All records are to be retyped faithfully and completely.

++++ Exercise materials

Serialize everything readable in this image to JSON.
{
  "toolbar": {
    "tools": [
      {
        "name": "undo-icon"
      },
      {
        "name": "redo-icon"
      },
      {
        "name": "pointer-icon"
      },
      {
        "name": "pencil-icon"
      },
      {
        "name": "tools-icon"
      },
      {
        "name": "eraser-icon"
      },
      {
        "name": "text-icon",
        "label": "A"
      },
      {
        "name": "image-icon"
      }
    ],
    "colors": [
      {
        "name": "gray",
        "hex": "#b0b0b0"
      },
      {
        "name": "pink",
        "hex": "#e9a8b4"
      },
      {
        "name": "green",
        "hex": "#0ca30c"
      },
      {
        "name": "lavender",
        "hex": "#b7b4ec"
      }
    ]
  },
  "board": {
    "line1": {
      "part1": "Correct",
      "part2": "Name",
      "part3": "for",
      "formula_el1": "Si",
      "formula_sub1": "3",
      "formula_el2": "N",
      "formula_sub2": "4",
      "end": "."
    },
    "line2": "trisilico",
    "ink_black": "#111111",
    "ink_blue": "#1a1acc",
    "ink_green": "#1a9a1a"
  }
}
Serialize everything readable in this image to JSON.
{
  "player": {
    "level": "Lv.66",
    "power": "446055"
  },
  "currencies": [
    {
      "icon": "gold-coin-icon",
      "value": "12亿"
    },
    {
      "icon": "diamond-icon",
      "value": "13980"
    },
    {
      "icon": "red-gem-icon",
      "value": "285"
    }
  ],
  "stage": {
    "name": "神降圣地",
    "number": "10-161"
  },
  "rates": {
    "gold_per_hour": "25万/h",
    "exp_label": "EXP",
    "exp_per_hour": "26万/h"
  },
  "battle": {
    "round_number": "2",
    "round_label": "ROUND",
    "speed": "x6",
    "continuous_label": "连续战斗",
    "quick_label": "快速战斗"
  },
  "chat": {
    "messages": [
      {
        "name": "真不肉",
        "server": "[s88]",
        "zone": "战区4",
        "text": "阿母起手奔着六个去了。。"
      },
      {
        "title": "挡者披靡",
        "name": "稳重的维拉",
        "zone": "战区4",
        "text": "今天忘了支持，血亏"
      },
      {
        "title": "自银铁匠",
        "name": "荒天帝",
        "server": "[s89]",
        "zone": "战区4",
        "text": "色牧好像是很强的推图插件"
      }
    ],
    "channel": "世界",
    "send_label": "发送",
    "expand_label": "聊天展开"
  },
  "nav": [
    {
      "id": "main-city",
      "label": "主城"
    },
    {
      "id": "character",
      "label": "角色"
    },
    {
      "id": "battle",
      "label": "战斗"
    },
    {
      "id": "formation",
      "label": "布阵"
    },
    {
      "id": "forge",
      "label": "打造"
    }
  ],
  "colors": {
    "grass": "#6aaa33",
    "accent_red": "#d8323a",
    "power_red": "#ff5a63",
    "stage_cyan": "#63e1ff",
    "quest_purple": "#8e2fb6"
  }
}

++++++++

» Exercise output
Serialize everything readable in this image to JSON.
{
  "toolbar": {
    "tools": [
      {
        "name": "undo-icon"
      },
      {
        "name": "redo-icon"
      },
      {
        "name": "pointer-icon"
      },
      {
        "name": "pencil-icon"
      },
      {
        "name": "tools-icon"
      },
      {
        "name": "eraser-icon"
      },
      {
        "name": "text-icon",
        "label": "A"
      },
      {
        "name": "image-icon"
      }
    ],
    "colors": [
      {
        "name": "gray",
        "hex": "#b0b0b0"
      },
      {
        "name": "pink",
        "hex": "#e9a8b4"
      },
      {
        "name": "green",
        "hex": "#0ca30c"
      },
      {
        "name": "lavender",
        "hex": "#b7b4ec"
      }
    ]
  },
  "board": {
    "line1": {
      "part1": "Correct",
      "part2": "Name",
      "part3": "for",
      "formula_el1": "Si",
      "formula_sub1": "3",
      "formula_el2": "N",
      "formula_sub2": "4",
      "end": "."
    },
    "line2": "trisilico",
    "ink_black": "#111111",
    "ink_blue": "#1a1acc",
    "ink_green": "#1a9a1a"
  }
}
Serialize everything readable in this image to JSON.
{
  "player": {
    "level": "Lv.66",
    "power": "446055"
  },
  "currencies": [
    {
      "icon": "gold-coin-icon",
      "value": "12亿"
    },
    {
      "icon": "diamond-icon",
      "value": "13980"
    },
    {
      "icon": "red-gem-icon",
      "value": "285"
    }
  ],
  "stage": {
    "name": "神降圣地",
    "number": "10-161"
  },
  "rates": {
    "gold_per_hour": "25万/h",
    "exp_label": "EXP",
    "exp_per_hour": "26万/h"
  },
  "battle": {
    "round_number": "2",
    "round_label": "ROUND",
    "speed": "x6",
    "continuous_label": "连续战斗",
    "quick_label": "快速战斗"
  },
  "chat": {
    "messages": [
      {
        "name": "真不肉",
        "server": "[s88]",
        "zone": "战区4",
        "text": "阿母起手奔着六个去了。。"
      },
      {
        "title": "挡者披靡",
        "name": "稳重的维拉",
        "zone": "战区4",
        "text": "今天忘了支持，血亏"
      },
      {
        "title": "自银铁匠",
        "name": "荒天帝",
        "server": "[s89]",
        "zone": "战区4",
        "text": "色牧好像是很强的推图插件"
      }
    ],
    "channel": "世界",
    "send_label": "发送",
    "expand_label": "聊天展开"
  },
  "nav": [
    {
      "id": "main-city",
      "label": "主城"
    },
    {
      "id": "character",
      "label": "角色"
    },
    {
      "id": "battle",
      "label": "战斗"
    },
    {
      "id": "formation",
      "label": "布阵"
    },
    {
      "id": "forge",
      "label": "打造"
    }
  ],
  "colors": {
    "grass": "#6aaa33",
    "accent_red": "#d8323a",
    "power_red": "#ff5a63",
    "stage_cyan": "#63e1ff",
    "quest_purple": "#8e2fb6"
  }
}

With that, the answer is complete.